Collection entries

#####

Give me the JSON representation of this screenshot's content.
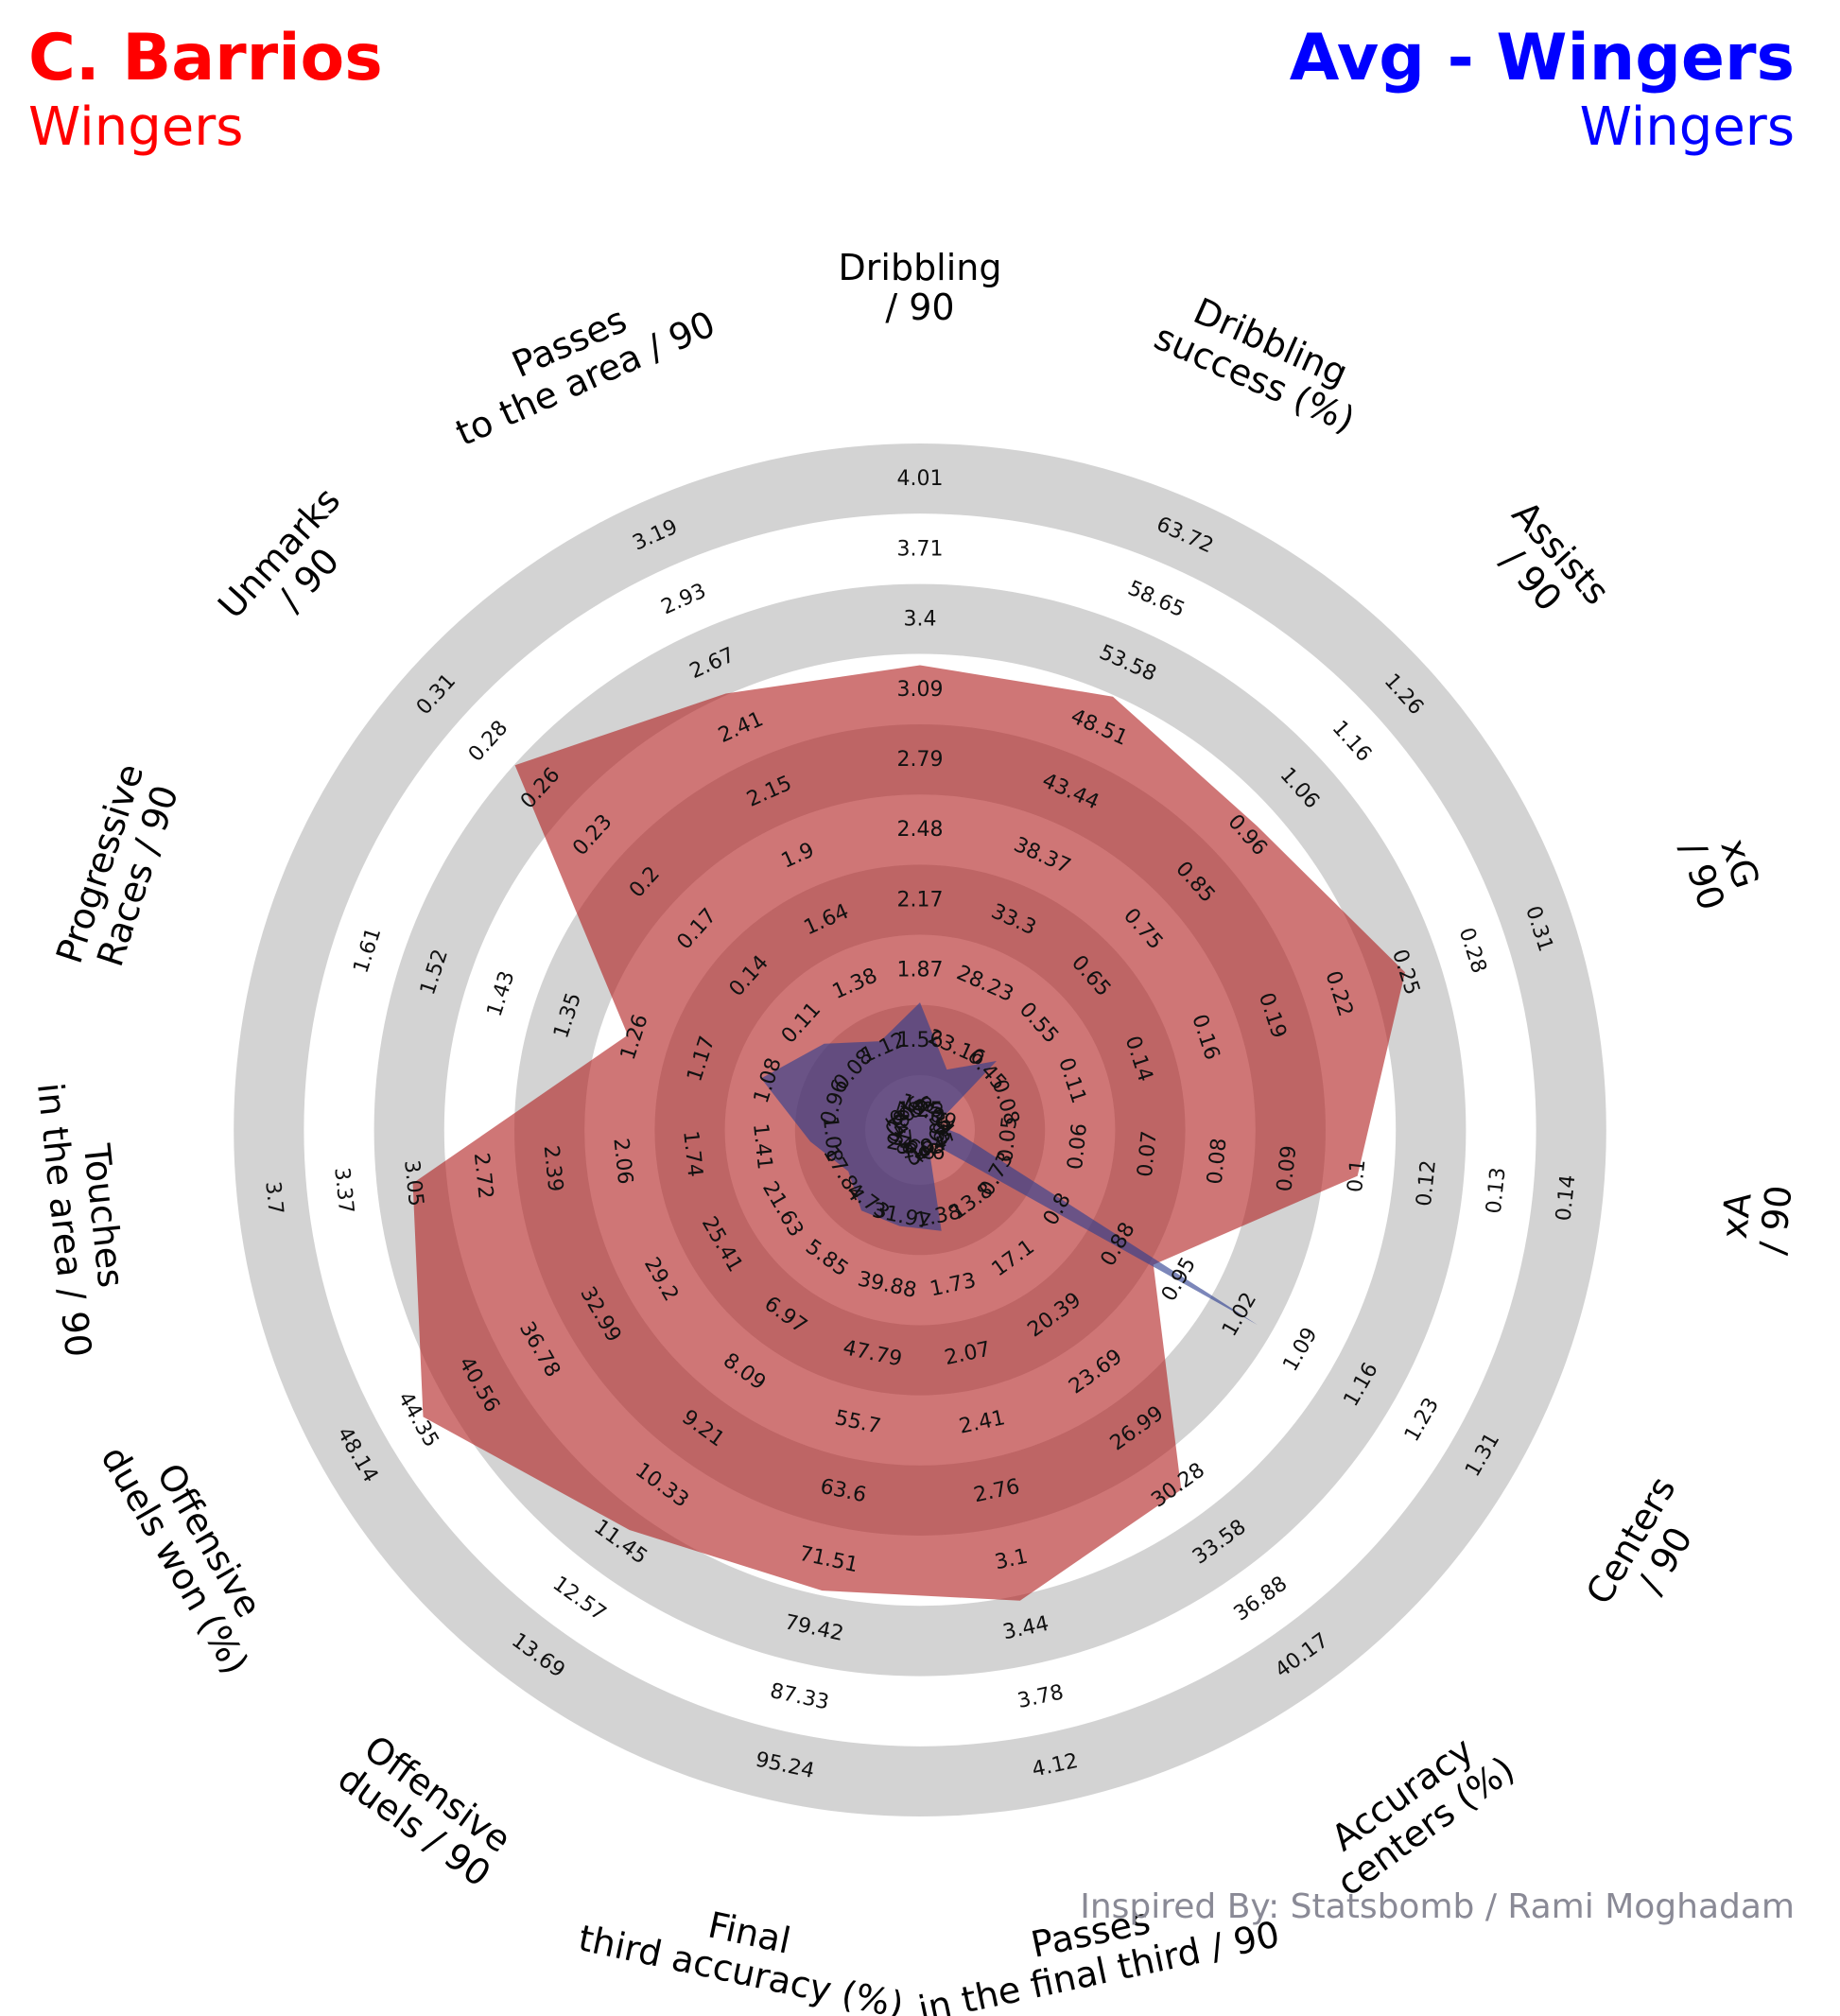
{
  "header": {
    "left_name": "C. Barrios",
    "left_sub": "Wingers",
    "right_name": "Avg - Wingers",
    "right_sub": "Wingers"
  },
  "credit": "Inspired By: Statsbomb / Rami Moghadam",
  "colors": {
    "player": "#b22222",
    "average": "#2b3d8f",
    "player_title": "#ff0000",
    "average_title": "#0000ff",
    "ring_band": "#d3d3d3",
    "inner_band_a": "#c0666d",
    "inner_band_b": "#d5787f"
  },
  "chart_data": {
    "type": "radar",
    "series": [
      {
        "name": "C. Barrios",
        "color": "#b22222",
        "values": [
          3.2,
          51.0,
          0.98,
          0.25,
          0.1,
          0.92,
          30.5,
          3.3,
          75.0,
          11.2,
          44.0,
          3.05,
          1.27,
          0.27,
          2.55
        ]
      },
      {
        "name": "Avg - Wingers",
        "color": "#2b3d8f",
        "values": [
          1.73,
          21.5,
          0.47,
          0.045,
          0.043,
          1.04,
          7.5,
          1.45,
          33.0,
          4.9,
          17.5,
          1.18,
          1.09,
          0.097,
          1.15
        ]
      }
    ],
    "axes": [
      {
        "label": "Dribbling\n/ 90",
        "ticks": [
          "1.25",
          "1.56",
          "1.87",
          "2.17",
          "2.48",
          "2.79",
          "3.09",
          "3.4",
          "3.71",
          "4.01"
        ]
      },
      {
        "label": "Dribbling\nsuccess (%)",
        "ticks": [
          "18.09",
          "23.16",
          "28.23",
          "33.3",
          "38.37",
          "43.44",
          "48.51",
          "53.58",
          "58.65",
          "63.72"
        ]
      },
      {
        "label": "Assists\n/ 90",
        "ticks": [
          "0.34",
          "0.45",
          "0.55",
          "0.65",
          "0.75",
          "0.85",
          "0.96",
          "1.06",
          "1.16",
          "1.26"
        ]
      },
      {
        "label": "xG\n/ 90",
        "ticks": [
          "0.05",
          "0.08",
          "0.11",
          "0.14",
          "0.16",
          "0.19",
          "0.22",
          "0.25",
          "0.28",
          "0.31"
        ]
      },
      {
        "label": "xA\n/ 90",
        "ticks": [
          "0.04",
          "0.05",
          "0.06",
          "0.07",
          "0.08",
          "0.09",
          "0.1",
          "0.12",
          "0.13",
          "0.14"
        ]
      },
      {
        "label": "Centers\n/ 90",
        "ticks": [
          "0.66",
          "0.73",
          "0.8",
          "0.88",
          "0.95",
          "1.02",
          "1.09",
          "1.16",
          "1.23",
          "1.31"
        ]
      },
      {
        "label": "Accuracy\ncenters (%)",
        "ticks": [
          "10.5",
          "13.8",
          "17.1",
          "20.39",
          "23.69",
          "26.99",
          "30.28",
          "33.58",
          "36.88",
          "40.17"
        ]
      },
      {
        "label": "Passes\nin the final third / 90",
        "ticks": [
          "1.04",
          "1.38",
          "1.73",
          "2.07",
          "2.41",
          "2.76",
          "3.1",
          "3.44",
          "3.78",
          "4.12"
        ]
      },
      {
        "label": "Final\nthird accuracy (%)",
        "ticks": [
          "24.06",
          "31.97",
          "39.88",
          "47.79",
          "55.7",
          "63.6",
          "71.51",
          "79.42",
          "87.33",
          "95.24"
        ]
      },
      {
        "label": "Offensive\nduels / 90",
        "ticks": [
          "3.62",
          "4.73",
          "5.85",
          "6.97",
          "8.09",
          "9.21",
          "10.33",
          "11.45",
          "12.57",
          "13.69"
        ]
      },
      {
        "label": "Offensive\nduels won (%)",
        "ticks": [
          "14.05",
          "17.84",
          "21.63",
          "25.41",
          "29.2",
          "32.99",
          "36.78",
          "40.56",
          "44.35",
          "48.14"
        ]
      },
      {
        "label": "Touches\nin the area / 90",
        "ticks": [
          "0.76",
          "1.08",
          "1.41",
          "1.74",
          "2.06",
          "2.39",
          "2.72",
          "3.05",
          "3.37",
          "3.7"
        ]
      },
      {
        "label": "Progressive\nRaces / 90",
        "ticks": [
          "0.87",
          "0.96",
          "1.08",
          "1.17",
          "1.26",
          "1.35",
          "1.43",
          "1.52",
          "1.61"
        ]
      },
      {
        "label": "Unmarks\n/ 90",
        "ticks": [
          "0.06",
          "0.08",
          "0.11",
          "0.14",
          "0.17",
          "0.2",
          "0.23",
          "0.26",
          "0.28",
          "0.31"
        ]
      },
      {
        "label": "Passes\nto the area / 90",
        "ticks": [
          "0.86",
          "1.12",
          "1.38",
          "1.64",
          "1.9",
          "2.15",
          "2.41",
          "2.67",
          "2.93",
          "3.19"
        ]
      }
    ]
  }
}
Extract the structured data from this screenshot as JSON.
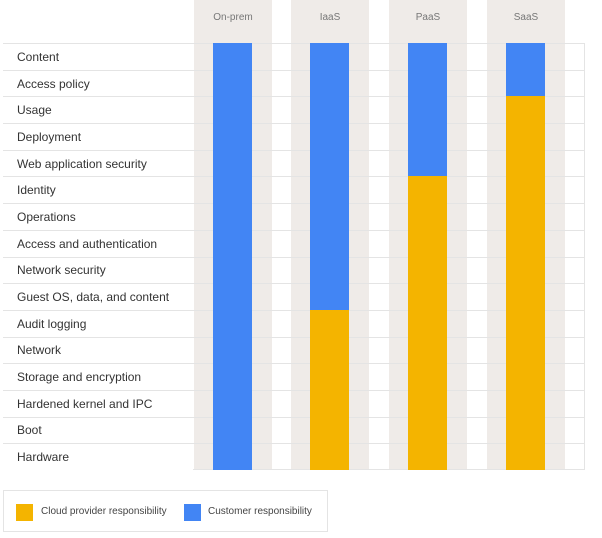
{
  "colors": {
    "cloud_provider": "#f4b400",
    "customer": "#4285f4"
  },
  "models": [
    {
      "label": "On-prem",
      "customer_layers_from_top": 16
    },
    {
      "label": "IaaS",
      "customer_layers_from_top": 10
    },
    {
      "label": "PaaS",
      "customer_layers_from_top": 5
    },
    {
      "label": "SaaS",
      "customer_layers_from_top": 2
    }
  ],
  "layers": [
    "Content",
    "Access policy",
    "Usage",
    "Deployment",
    "Web application security",
    "Identity",
    "Operations",
    "Access and authentication",
    "Network security",
    "Guest OS, data, and content",
    "Audit logging",
    "Network",
    "Storage and encryption",
    "Hardened kernel and IPC",
    "Boot",
    "Hardware"
  ],
  "legend": {
    "cloud_provider": "Cloud provider responsibility",
    "customer": "Customer responsibility"
  }
}
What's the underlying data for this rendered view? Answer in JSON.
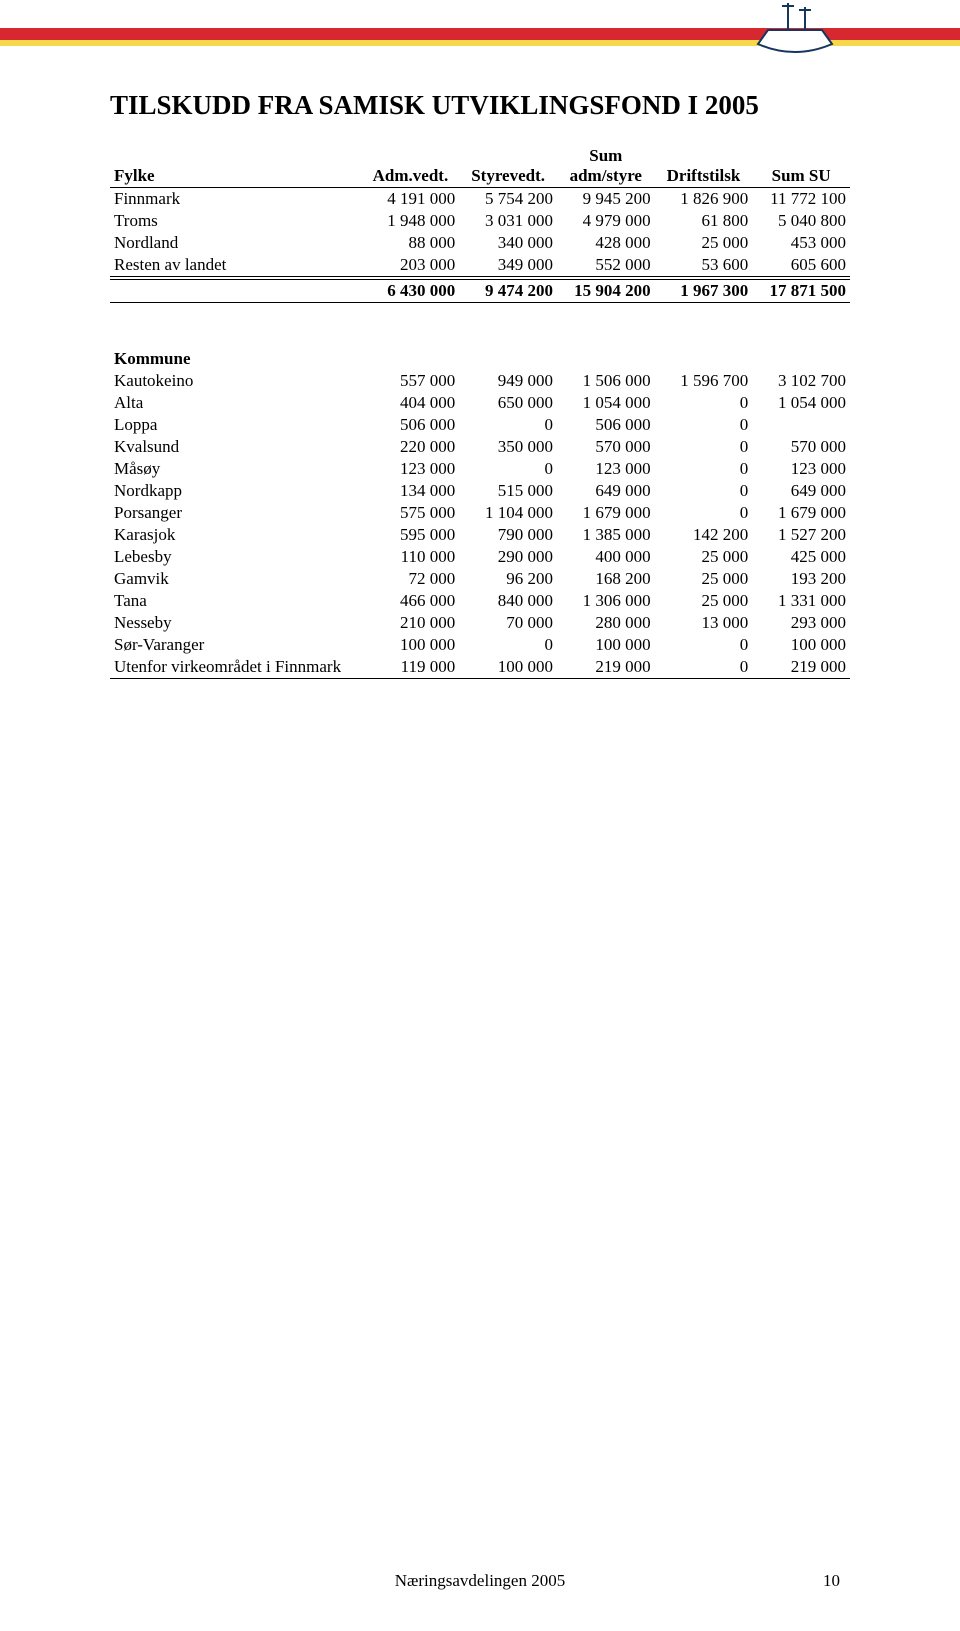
{
  "colors": {
    "red": "#d7282f",
    "yellow": "#f7d84a",
    "text": "#000000",
    "bg": "#ffffff"
  },
  "title": "TILSKUDD FRA SAMISK UTVIKLINGSFOND I  2005",
  "fylke_table": {
    "headers": [
      "Fylke",
      "Adm.vedt.",
      "Styrevedt.",
      "Sum adm/styre",
      "Driftstilsk",
      "Sum SU"
    ],
    "rows": [
      [
        "Finnmark",
        "4 191 000",
        "5 754 200",
        "9 945 200",
        "1 826 900",
        "11 772 100"
      ],
      [
        "Troms",
        "1 948 000",
        "3 031 000",
        "4 979 000",
        "61 800",
        "5 040 800"
      ],
      [
        "Nordland",
        "88 000",
        "340 000",
        "428 000",
        "25 000",
        "453 000"
      ],
      [
        "Resten av landet",
        "203 000",
        "349 000",
        "552 000",
        "53 600",
        "605 600"
      ]
    ],
    "total": [
      "",
      "6 430 000",
      "9 474 200",
      "15 904 200",
      "1 967 300",
      "17 871 500"
    ]
  },
  "kommune_table": {
    "header": "Kommune",
    "rows": [
      [
        "Kautokeino",
        "557 000",
        "949 000",
        "1 506 000",
        "1 596 700",
        "3 102 700"
      ],
      [
        "Alta",
        "404 000",
        "650 000",
        "1 054 000",
        "0",
        "1 054 000"
      ],
      [
        "Loppa",
        "506 000",
        "0",
        "506 000",
        "0",
        ""
      ],
      [
        "Kvalsund",
        "220 000",
        "350 000",
        "570 000",
        "0",
        "570 000"
      ],
      [
        "Måsøy",
        "123 000",
        "0",
        "123 000",
        "0",
        "123 000"
      ],
      [
        "Nordkapp",
        "134 000",
        "515 000",
        "649 000",
        "0",
        "649 000"
      ],
      [
        "Porsanger",
        "575 000",
        "1 104 000",
        "1 679 000",
        "0",
        "1 679 000"
      ],
      [
        "Karasjok",
        "595 000",
        "790 000",
        "1 385 000",
        "142 200",
        "1 527 200"
      ],
      [
        "Lebesby",
        "110 000",
        "290 000",
        "400 000",
        "25 000",
        "425 000"
      ],
      [
        "Gamvik",
        "72 000",
        "96 200",
        "168 200",
        "25 000",
        "193 200"
      ],
      [
        "Tana",
        "466 000",
        "840 000",
        "1 306 000",
        "25 000",
        "1 331 000"
      ],
      [
        "Nesseby",
        "210 000",
        "70 000",
        "280 000",
        "13 000",
        "293 000"
      ],
      [
        "Sør-Varanger",
        "100 000",
        "0",
        "100 000",
        "0",
        "100 000"
      ],
      [
        "Utenfor virkeområdet i Finnmark",
        "119 000",
        "100 000",
        "219 000",
        "0",
        "219 000"
      ]
    ]
  },
  "footer": "Næringsavdelingen 2005",
  "page_number": "10"
}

#####

▶ **INSTRUCTIONS TO FOLLOW**:
Please list every line of the records that contains "responsibility".

▶ **WRITTEN ANSWER**:
    "cloud_provider": "Cloud provider responsibility",
    "customer": "Customer responsibility"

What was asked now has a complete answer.